==== Records to use

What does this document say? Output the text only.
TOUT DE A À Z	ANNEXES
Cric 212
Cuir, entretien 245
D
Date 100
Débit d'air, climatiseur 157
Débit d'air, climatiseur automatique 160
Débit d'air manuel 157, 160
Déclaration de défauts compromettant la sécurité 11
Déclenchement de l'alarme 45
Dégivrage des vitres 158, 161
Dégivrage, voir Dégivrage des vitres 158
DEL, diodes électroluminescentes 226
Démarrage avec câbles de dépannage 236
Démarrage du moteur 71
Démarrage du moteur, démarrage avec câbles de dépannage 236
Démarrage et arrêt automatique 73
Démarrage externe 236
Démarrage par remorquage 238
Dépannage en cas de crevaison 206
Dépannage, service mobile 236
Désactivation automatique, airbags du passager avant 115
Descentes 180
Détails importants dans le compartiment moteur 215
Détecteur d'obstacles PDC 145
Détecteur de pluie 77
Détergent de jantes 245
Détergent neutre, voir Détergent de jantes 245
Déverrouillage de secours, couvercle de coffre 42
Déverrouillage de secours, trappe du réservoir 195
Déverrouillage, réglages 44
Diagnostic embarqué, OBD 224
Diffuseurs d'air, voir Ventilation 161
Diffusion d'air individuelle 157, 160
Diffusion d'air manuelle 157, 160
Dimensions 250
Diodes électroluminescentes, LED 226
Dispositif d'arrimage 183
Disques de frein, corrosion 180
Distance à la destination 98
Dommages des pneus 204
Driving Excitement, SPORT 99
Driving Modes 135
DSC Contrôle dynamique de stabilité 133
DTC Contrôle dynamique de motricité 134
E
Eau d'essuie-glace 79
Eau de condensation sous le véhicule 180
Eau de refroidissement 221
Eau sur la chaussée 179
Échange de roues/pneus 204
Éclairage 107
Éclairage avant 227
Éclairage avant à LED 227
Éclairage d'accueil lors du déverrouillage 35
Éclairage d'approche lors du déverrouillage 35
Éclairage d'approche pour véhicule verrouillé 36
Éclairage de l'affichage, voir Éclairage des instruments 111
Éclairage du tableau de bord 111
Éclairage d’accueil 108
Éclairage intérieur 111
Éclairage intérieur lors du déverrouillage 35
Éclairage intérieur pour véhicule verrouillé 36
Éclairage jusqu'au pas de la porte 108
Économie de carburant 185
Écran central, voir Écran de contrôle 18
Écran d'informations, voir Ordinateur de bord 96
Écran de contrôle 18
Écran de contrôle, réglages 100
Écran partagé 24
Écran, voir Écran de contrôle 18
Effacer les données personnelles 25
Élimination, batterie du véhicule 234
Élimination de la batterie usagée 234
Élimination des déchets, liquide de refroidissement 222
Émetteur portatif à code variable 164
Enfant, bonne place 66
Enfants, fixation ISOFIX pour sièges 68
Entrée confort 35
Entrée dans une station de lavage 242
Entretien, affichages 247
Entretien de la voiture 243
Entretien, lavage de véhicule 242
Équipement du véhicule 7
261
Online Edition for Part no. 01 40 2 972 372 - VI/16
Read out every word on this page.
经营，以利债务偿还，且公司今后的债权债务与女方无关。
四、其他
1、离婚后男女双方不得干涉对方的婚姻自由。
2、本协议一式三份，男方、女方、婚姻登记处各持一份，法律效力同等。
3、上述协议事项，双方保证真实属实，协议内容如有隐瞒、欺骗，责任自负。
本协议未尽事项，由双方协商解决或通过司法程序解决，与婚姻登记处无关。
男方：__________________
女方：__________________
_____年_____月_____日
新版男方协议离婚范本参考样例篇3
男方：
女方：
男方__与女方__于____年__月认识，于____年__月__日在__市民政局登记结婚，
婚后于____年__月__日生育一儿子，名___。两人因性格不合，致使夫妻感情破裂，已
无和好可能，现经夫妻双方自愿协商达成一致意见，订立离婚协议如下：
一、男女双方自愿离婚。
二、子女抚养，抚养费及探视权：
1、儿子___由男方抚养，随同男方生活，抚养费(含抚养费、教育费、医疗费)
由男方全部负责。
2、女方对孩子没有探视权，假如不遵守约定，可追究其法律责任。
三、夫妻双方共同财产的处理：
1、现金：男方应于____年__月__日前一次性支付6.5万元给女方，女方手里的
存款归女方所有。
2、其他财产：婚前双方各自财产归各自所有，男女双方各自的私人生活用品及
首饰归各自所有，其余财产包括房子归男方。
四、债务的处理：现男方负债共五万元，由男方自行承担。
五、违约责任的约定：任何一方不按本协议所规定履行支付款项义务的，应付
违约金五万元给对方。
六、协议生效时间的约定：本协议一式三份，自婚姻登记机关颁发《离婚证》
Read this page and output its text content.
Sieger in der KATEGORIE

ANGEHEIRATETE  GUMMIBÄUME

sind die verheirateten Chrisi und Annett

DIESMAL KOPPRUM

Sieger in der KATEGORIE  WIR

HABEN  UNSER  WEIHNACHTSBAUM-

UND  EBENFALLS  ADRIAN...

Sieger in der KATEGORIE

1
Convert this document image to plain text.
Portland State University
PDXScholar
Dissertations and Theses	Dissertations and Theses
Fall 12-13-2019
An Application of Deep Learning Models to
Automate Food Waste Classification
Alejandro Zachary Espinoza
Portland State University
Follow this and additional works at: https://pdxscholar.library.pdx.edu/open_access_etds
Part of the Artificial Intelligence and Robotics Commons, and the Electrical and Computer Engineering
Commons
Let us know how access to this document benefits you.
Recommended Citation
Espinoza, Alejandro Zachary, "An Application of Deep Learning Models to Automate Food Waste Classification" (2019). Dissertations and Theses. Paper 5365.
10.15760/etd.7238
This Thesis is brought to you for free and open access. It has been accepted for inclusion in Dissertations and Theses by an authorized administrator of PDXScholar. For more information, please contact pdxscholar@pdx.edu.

========

- [Description of the task] Write out the whole listing again. Match it word for word.

- [Written answer]
What does this document say? Output the text only.
TOUT DE A À Z	ANNEXES
Cric 212
Cuir, entretien 245
D
Date 100
Débit d'air, climatiseur 157
Débit d'air, climatiseur automatique 160
Débit d'air manuel 157, 160
Déclaration de défauts compromettant la sécurité 11
Déclenchement de l'alarme 45
Dégivrage des vitres 158, 161
Dégivrage, voir Dégivrage des vitres 158
DEL, diodes électroluminescentes 226
Démarrage avec câbles de dépannage 236
Démarrage du moteur 71
Démarrage du moteur, démarrage avec câbles de dépannage 236
Démarrage et arrêt automatique 73
Démarrage externe 236
Démarrage par remorquage 238
Dépannage en cas de crevaison 206
Dépannage, service mobile 236
Désactivation automatique, airbags du passager avant 115
Descentes 180
Détails importants dans le compartiment moteur 215
Détecteur d'obstacles PDC 145
Détecteur de pluie 77
Détergent de jantes 245
Détergent neutre, voir Détergent de jantes 245
Déverrouillage de secours, couvercle de coffre 42
Déverrouillage de secours, trappe du réservoir 195
Déverrouillage, réglages 44
Diagnostic embarqué, OBD 224
Diffuseurs d'air, voir Ventilation 161
Diffusion d'air individuelle 157, 160
Diffusion d'air manuelle 157, 160
Dimensions 250
Diodes électroluminescentes, LED 226
Dispositif d'arrimage 183
Disques de frein, corrosion 180
Distance à la destination 98
Dommages des pneus 204
Driving Excitement, SPORT 99
Driving Modes 135
DSC Contrôle dynamique de stabilité 133
DTC Contrôle dynamique de motricité 134
E
Eau d'essuie-glace 79
Eau de condensation sous le véhicule 180
Eau de refroidissement 221
Eau sur la chaussée 179
Échange de roues/pneus 204
Éclairage 107
Éclairage avant 227
Éclairage avant à LED 227
Éclairage d'accueil lors du déverrouillage 35
Éclairage d'approche lors du déverrouillage 35
Éclairage d'approche pour véhicule verrouillé 36
Éclairage de l'affichage, voir Éclairage des instruments 111
Éclairage du tableau de bord 111
Éclairage d’accueil 108
Éclairage intérieur 111
Éclairage intérieur lors du déverrouillage 35
Éclairage intérieur pour véhicule verrouillé 36
Éclairage jusqu'au pas de la porte 108
Économie de carburant 185
Écran central, voir Écran de contrôle 18
Écran d'informations, voir Ordinateur de bord 96
Écran de contrôle 18
Écran de contrôle, réglages 100
Écran partagé 24
Écran, voir Écran de contrôle 18
Effacer les données personnelles 25
Élimination, batterie du véhicule 234
Élimination de la batterie usagée 234
Élimination des déchets, liquide de refroidissement 222
Émetteur portatif à code variable 164
Enfant, bonne place 66
Enfants, fixation ISOFIX pour sièges 68
Entrée confort 35
Entrée dans une station de lavage 242
Entretien, affichages 247
Entretien de la voiture 243
Entretien, lavage de véhicule 242
Équipement du véhicule 7
261
Online Edition for Part no. 01 40 2 972 372 - VI/16
Read out every word on this page.
经营，以利债务偿还，且公司今后的债权债务与女方无关。
四、其他
1、离婚后男女双方不得干涉对方的婚姻自由。
2、本协议一式三份，男方、女方、婚姻登记处各持一份，法律效力同等。
3、上述协议事项，双方保证真实属实，协议内容如有隐瞒、欺骗，责任自负。
本协议未尽事项，由双方协商解决或通过司法程序解决，与婚姻登记处无关。
男方：__________________
女方：__________________
_____年_____月_____日
新版男方协议离婚范本参考样例篇3
男方：
女方：
男方__与女方__于____年__月认识，于____年__月__日在__市民政局登记结婚，
婚后于____年__月__日生育一儿子，名___。两人因性格不合，致使夫妻感情破裂，已
无和好可能，现经夫妻双方自愿协商达成一致意见，订立离婚协议如下：
一、男女双方自愿离婚。
二、子女抚养，抚养费及探视权：
1、儿子___由男方抚养，随同男方生活，抚养费(含抚养费、教育费、医疗费)
由男方全部负责。
2、女方对孩子没有探视权，假如不遵守约定，可追究其法律责任。
三、夫妻双方共同财产的处理：
1、现金：男方应于____年__月__日前一次性支付6.5万元给女方，女方手里的
存款归女方所有。
2、其他财产：婚前双方各自财产归各自所有，男女双方各自的私人生活用品及
首饰归各自所有，其余财产包括房子归男方。
四、债务的处理：现男方负债共五万元，由男方自行承担。
五、违约责任的约定：任何一方不按本协议所规定履行支付款项义务的，应付
违约金五万元给对方。
六、协议生效时间的约定：本协议一式三份，自婚姻登记机关颁发《离婚证》
Read this page and output its text content.
Sieger in der KATEGORIE

ANGEHEIRATETE  GUMMIBÄUME

sind die verheirateten Chrisi und Annett

DIESMAL KOPPRUM

Sieger in der KATEGORIE  WIR

HABEN  UNSER  WEIHNACHTSBAUM-

UND  EBENFALLS  ADRIAN...

Sieger in der KATEGORIE

1
Convert this document image to plain text.
Portland State University
PDXScholar
Dissertations and Theses	Dissertations and Theses
Fall 12-13-2019
An Application of Deep Learning Models to
Automate Food Waste Classification
Alejandro Zachary Espinoza
Portland State University
Follow this and additional works at: https://pdxscholar.library.pdx.edu/open_access_etds
Part of the Artificial Intelligence and Robotics Commons, and the Electrical and Computer Engineering
Commons
Let us know how access to this document benefits you.
Recommended Citation
Espinoza, Alejandro Zachary, "An Application of Deep Learning Models to Automate Food Waste Classification" (2019). Dissertations and Theses. Paper 5365.
10.15760/etd.7238
This Thesis is brought to you for free and open access. It has been accepted for inclusion in Dissertations and Theses by an authorized administrator of PDXScholar. For more information, please contact pdxscholar@pdx.edu.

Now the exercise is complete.